== What is required ==
Copy every one of the rows below word for word, but leave out the pictures.

== Records shown ==
_ _ _

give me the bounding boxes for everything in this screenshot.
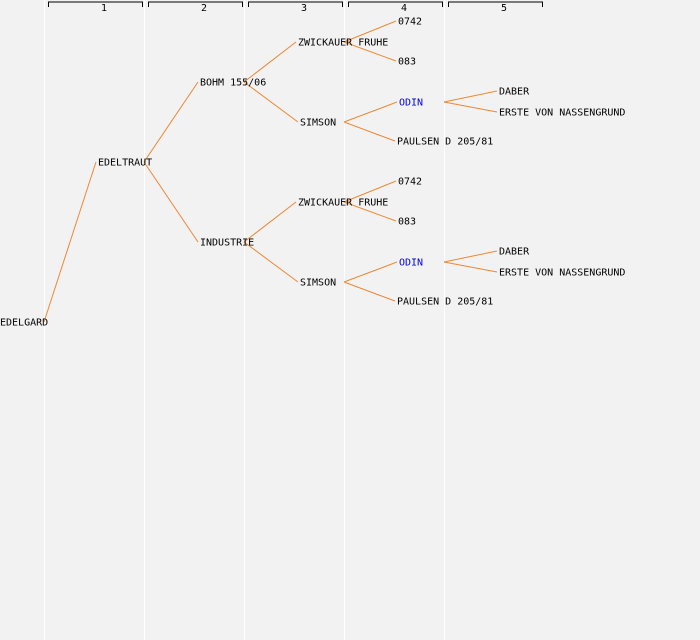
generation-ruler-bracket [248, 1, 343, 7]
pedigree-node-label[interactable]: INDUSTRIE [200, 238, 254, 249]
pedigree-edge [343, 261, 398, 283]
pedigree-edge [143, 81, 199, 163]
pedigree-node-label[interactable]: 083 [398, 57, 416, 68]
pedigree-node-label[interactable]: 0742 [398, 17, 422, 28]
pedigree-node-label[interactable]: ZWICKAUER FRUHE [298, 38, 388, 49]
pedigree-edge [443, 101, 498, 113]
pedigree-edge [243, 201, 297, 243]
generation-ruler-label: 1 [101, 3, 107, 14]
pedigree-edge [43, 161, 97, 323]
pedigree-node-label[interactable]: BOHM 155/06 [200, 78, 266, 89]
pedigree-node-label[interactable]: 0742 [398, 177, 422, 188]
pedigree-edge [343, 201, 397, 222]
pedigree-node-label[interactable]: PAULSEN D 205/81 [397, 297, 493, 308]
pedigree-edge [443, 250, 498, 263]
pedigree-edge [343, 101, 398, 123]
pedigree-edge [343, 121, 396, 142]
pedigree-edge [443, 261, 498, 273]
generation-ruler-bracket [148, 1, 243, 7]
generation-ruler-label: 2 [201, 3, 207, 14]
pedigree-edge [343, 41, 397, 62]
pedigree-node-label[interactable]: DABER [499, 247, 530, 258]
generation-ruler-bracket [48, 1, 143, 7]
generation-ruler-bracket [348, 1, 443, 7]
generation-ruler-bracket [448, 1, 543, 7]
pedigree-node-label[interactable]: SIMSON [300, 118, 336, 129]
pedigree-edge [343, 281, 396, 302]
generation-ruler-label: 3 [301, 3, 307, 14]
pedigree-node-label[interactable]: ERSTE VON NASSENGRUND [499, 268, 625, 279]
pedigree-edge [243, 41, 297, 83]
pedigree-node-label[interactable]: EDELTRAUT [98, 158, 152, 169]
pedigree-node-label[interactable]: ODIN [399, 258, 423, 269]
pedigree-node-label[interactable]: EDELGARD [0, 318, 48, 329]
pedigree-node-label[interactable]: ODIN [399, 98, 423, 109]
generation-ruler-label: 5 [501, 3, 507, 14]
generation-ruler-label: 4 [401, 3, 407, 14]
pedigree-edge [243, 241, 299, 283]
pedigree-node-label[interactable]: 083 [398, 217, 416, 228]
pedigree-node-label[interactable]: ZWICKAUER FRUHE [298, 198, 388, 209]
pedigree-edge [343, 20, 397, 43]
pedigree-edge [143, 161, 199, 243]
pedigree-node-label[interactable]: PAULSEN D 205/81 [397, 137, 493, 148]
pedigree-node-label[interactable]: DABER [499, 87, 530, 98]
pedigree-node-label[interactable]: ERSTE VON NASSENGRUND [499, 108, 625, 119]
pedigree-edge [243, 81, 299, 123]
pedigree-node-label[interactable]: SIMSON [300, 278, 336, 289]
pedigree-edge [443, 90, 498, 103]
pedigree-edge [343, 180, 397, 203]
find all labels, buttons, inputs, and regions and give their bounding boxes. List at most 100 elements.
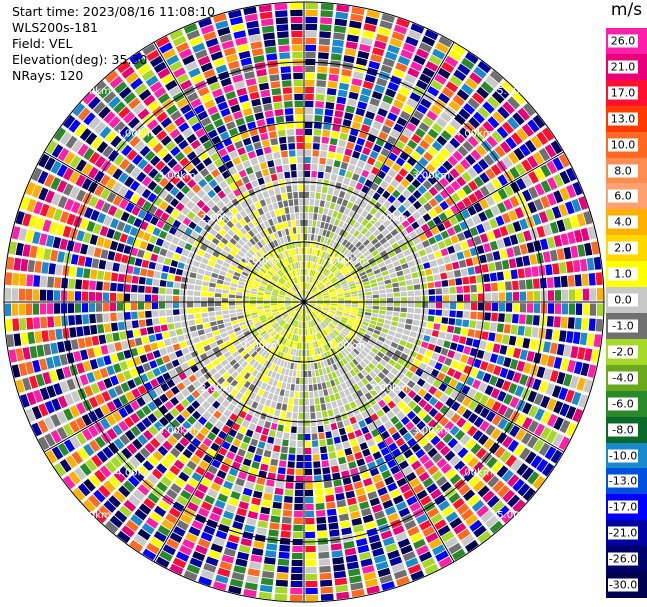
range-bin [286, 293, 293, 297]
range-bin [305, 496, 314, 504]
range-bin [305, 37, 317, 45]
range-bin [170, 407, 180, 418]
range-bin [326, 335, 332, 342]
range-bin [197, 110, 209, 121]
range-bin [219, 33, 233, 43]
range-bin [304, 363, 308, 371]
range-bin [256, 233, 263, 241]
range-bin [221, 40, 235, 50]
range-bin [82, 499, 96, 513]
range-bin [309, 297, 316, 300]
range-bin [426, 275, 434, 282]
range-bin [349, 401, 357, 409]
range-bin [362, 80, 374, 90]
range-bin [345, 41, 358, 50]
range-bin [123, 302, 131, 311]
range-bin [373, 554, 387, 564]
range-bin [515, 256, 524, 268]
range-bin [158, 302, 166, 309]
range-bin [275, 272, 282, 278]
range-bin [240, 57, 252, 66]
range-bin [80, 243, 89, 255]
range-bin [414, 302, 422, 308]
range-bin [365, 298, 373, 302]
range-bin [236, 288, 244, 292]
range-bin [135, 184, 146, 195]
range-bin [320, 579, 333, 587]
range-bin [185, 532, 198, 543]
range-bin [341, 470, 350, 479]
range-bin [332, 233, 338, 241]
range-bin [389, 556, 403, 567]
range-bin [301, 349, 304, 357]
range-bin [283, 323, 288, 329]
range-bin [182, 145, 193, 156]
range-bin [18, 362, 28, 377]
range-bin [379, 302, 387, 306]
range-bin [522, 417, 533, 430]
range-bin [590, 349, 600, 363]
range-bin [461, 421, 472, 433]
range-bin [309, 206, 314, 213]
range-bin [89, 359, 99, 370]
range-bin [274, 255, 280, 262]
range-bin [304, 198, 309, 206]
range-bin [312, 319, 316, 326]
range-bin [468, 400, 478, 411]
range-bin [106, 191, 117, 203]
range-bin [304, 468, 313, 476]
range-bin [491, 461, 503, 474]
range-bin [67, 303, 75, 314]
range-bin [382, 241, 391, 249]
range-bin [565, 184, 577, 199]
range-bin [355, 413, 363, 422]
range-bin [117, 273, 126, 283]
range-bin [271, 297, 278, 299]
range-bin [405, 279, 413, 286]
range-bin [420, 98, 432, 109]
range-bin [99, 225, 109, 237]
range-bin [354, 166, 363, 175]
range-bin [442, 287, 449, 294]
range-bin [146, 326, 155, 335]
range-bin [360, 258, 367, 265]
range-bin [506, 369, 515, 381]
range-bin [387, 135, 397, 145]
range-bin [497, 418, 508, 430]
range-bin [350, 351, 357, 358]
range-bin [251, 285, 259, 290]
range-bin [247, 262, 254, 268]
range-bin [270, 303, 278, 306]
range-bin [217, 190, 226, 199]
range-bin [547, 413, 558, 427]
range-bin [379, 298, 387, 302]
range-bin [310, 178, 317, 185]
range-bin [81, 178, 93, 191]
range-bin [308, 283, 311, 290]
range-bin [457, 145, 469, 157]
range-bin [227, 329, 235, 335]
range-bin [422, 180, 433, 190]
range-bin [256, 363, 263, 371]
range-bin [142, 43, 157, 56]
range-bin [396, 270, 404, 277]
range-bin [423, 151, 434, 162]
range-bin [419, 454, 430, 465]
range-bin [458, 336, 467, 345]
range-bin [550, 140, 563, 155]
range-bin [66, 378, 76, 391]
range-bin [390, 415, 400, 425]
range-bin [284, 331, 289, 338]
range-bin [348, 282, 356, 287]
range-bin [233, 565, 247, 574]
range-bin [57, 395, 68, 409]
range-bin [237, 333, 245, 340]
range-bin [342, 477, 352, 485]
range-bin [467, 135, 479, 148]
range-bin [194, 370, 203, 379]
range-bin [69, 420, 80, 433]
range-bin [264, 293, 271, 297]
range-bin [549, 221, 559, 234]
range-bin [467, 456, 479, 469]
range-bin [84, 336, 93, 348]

_ _ _

== Answer for the task ==
give me the bounding boxes for everything in this screenshot.
generation-ruler-bracket [248, 1, 343, 7]
pedigree-node-label[interactable]: INDUSTRIE [200, 238, 254, 249]
pedigree-edge [343, 261, 398, 283]
pedigree-edge [143, 81, 199, 163]
pedigree-node-label[interactable]: 083 [398, 57, 416, 68]
pedigree-node-label[interactable]: 0742 [398, 17, 422, 28]
pedigree-node-label[interactable]: ZWICKAUER FRUHE [298, 38, 388, 49]
pedigree-edge [443, 101, 498, 113]
pedigree-edge [243, 201, 297, 243]
generation-ruler-label: 1 [101, 3, 107, 14]
pedigree-edge [43, 161, 97, 323]
pedigree-node-label[interactable]: BOHM 155/06 [200, 78, 266, 89]
pedigree-node-label[interactable]: 0742 [398, 177, 422, 188]
pedigree-edge [343, 201, 397, 222]
pedigree-node-label[interactable]: PAULSEN D 205/81 [397, 297, 493, 308]
pedigree-edge [443, 250, 498, 263]
pedigree-edge [343, 101, 398, 123]
pedigree-edge [343, 121, 396, 142]
pedigree-edge [443, 261, 498, 273]
generation-ruler-bracket [148, 1, 243, 7]
generation-ruler-label: 2 [201, 3, 207, 14]
pedigree-edge [343, 41, 397, 62]
pedigree-node-label[interactable]: DABER [499, 247, 530, 258]
generation-ruler-bracket [48, 1, 143, 7]
generation-ruler-bracket [348, 1, 443, 7]
generation-ruler-bracket [448, 1, 543, 7]
pedigree-node-label[interactable]: SIMSON [300, 118, 336, 129]
pedigree-edge [343, 281, 396, 302]
generation-ruler-label: 3 [301, 3, 307, 14]
pedigree-node-label[interactable]: ERSTE VON NASSENGRUND [499, 268, 625, 279]
pedigree-edge [243, 41, 297, 83]
pedigree-node-label[interactable]: EDELTRAUT [98, 158, 152, 169]
pedigree-node-label[interactable]: ODIN [399, 258, 423, 269]
pedigree-node-label[interactable]: EDELGARD [0, 318, 48, 329]
pedigree-node-label[interactable]: ODIN [399, 98, 423, 109]
generation-ruler-label: 5 [501, 3, 507, 14]
generation-ruler-label: 4 [401, 3, 407, 14]
pedigree-edge [243, 241, 299, 283]
pedigree-node-label[interactable]: 083 [398, 217, 416, 228]
pedigree-node-label[interactable]: ZWICKAUER FRUHE [298, 198, 388, 209]
pedigree-edge [343, 20, 397, 43]
pedigree-edge [143, 161, 199, 243]
pedigree-node-label[interactable]: PAULSEN D 205/81 [397, 137, 493, 148]
pedigree-node-label[interactable]: DABER [499, 87, 530, 98]
pedigree-node-label[interactable]: ERSTE VON NASSENGRUND [499, 108, 625, 119]
pedigree-edge [243, 81, 299, 123]
pedigree-node-label[interactable]: SIMSON [300, 278, 336, 289]
pedigree-edge [443, 90, 498, 103]
pedigree-edge [343, 180, 397, 203]
find all labels, buttons, inputs, and regions and give their bounding boxes. List at most 100 elements.
range-bin [286, 293, 293, 297]
range-bin [305, 496, 314, 504]
range-bin [305, 37, 317, 45]
range-bin [170, 407, 180, 418]
range-bin [326, 335, 332, 342]
range-bin [197, 110, 209, 121]
range-bin [219, 33, 233, 43]
range-bin [304, 363, 308, 371]
range-bin [256, 233, 263, 241]
range-bin [221, 40, 235, 50]
range-bin [82, 499, 96, 513]
range-bin [309, 297, 316, 300]
range-bin [426, 275, 434, 282]
range-bin [349, 401, 357, 409]
range-bin [362, 80, 374, 90]
range-bin [345, 41, 358, 50]
range-bin [123, 302, 131, 311]
range-bin [373, 554, 387, 564]
range-bin [515, 256, 524, 268]
range-bin [158, 302, 166, 309]
range-bin [275, 272, 282, 278]
range-bin [240, 57, 252, 66]
range-bin [80, 243, 89, 255]
range-bin [414, 302, 422, 308]
range-bin [365, 298, 373, 302]
range-bin [236, 288, 244, 292]
range-bin [135, 184, 146, 195]
range-bin [320, 579, 333, 587]
range-bin [185, 532, 198, 543]
range-bin [341, 470, 350, 479]
range-bin [332, 233, 338, 241]
range-bin [389, 556, 403, 567]
range-bin [301, 349, 304, 357]
range-bin [283, 323, 288, 329]
range-bin [182, 145, 193, 156]
range-bin [18, 362, 28, 377]
range-bin [379, 302, 387, 306]
range-bin [522, 417, 533, 430]
range-bin [590, 349, 600, 363]
range-bin [461, 421, 472, 433]
range-bin [309, 206, 314, 213]
range-bin [89, 359, 99, 370]
range-bin [274, 255, 280, 262]
range-bin [304, 198, 309, 206]
range-bin [312, 319, 316, 326]
range-bin [468, 400, 478, 411]
range-bin [106, 191, 117, 203]
range-bin [304, 468, 313, 476]
range-bin [491, 461, 503, 474]
range-bin [67, 303, 75, 314]
range-bin [382, 241, 391, 249]
range-bin [565, 184, 577, 199]
range-bin [355, 413, 363, 422]
range-bin [117, 273, 126, 283]
range-bin [271, 297, 278, 299]
range-bin [405, 279, 413, 286]
range-bin [420, 98, 432, 109]
range-bin [99, 225, 109, 237]
range-bin [354, 166, 363, 175]
range-bin [442, 287, 449, 294]
range-bin [146, 326, 155, 335]
range-bin [360, 258, 367, 265]
range-bin [506, 369, 515, 381]
range-bin [387, 135, 397, 145]
range-bin [497, 418, 508, 430]
range-bin [350, 351, 357, 358]
range-bin [251, 285, 259, 290]
range-bin [247, 262, 254, 268]
range-bin [270, 303, 278, 306]
range-bin [217, 190, 226, 199]
range-bin [547, 413, 558, 427]
range-bin [379, 298, 387, 302]
range-bin [310, 178, 317, 185]
range-bin [81, 178, 93, 191]
range-bin [308, 283, 311, 290]
range-bin [457, 145, 469, 157]
range-bin [227, 329, 235, 335]
range-bin [422, 180, 433, 190]
range-bin [256, 363, 263, 371]
range-bin [142, 43, 157, 56]
range-bin [396, 270, 404, 277]
range-bin [423, 151, 434, 162]
range-bin [419, 454, 430, 465]
range-bin [458, 336, 467, 345]
range-bin [550, 140, 563, 155]
range-bin [66, 378, 76, 391]
range-bin [390, 415, 400, 425]
range-bin [284, 331, 289, 338]
range-bin [348, 282, 356, 287]
range-bin [233, 565, 247, 574]
range-bin [57, 395, 68, 409]
range-bin [237, 333, 245, 340]
range-bin [342, 477, 352, 485]
range-bin [467, 135, 479, 148]
range-bin [194, 370, 203, 379]
range-bin [69, 420, 80, 433]
range-bin [264, 293, 271, 297]
range-bin [549, 221, 559, 234]
range-bin [467, 456, 479, 469]
range-bin [84, 336, 93, 348]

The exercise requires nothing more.